▶ [Records provided]:
────────────────
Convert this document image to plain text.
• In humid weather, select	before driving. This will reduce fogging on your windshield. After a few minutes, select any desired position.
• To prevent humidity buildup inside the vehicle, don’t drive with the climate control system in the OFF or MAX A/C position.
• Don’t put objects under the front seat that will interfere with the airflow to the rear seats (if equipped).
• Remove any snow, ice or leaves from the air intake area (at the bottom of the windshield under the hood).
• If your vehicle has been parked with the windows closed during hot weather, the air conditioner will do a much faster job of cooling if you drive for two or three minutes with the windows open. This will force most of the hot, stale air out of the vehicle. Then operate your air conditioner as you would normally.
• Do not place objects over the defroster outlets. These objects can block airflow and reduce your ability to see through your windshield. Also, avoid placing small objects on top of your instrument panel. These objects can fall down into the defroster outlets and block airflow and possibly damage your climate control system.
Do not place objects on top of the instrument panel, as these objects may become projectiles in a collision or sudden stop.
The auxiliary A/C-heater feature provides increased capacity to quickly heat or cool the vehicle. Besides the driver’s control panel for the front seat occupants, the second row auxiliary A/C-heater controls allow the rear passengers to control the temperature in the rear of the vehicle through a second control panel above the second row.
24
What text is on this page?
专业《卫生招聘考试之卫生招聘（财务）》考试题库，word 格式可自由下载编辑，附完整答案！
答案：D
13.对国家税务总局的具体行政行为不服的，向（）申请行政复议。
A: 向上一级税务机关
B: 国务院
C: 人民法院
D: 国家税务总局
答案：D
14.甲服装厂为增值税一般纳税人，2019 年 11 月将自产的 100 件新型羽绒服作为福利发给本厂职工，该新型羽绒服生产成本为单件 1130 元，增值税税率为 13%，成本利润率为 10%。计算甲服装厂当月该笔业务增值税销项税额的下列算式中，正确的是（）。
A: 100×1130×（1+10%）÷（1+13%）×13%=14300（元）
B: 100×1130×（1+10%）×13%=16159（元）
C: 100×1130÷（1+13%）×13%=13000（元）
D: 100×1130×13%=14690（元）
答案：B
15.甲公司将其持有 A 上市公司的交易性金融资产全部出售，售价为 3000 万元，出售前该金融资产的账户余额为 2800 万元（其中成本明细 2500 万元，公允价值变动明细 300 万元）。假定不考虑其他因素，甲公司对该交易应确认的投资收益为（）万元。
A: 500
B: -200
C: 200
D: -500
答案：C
────────────────
▶ [Exercise goal]: Collect each line above holding the string "through".

▶ [Answer to this task]:
• Do not place objects over the defroster outlets. These objects can block airflow and reduce your ability to see through your windshield. Also, avoid placing small objects on top of your instrument panel. These objects can fall down into the defroster outlets and block airflow and possibly damage your climate control system.
The auxiliary A/C-heater feature provides increased capacity to quickly heat or cool the vehicle. Besides the driver’s control panel for the front seat occupants, the second row auxiliary A/C-heater controls allow the rear passengers to control the temperature in the rear of the vehicle through a second control panel above the second row.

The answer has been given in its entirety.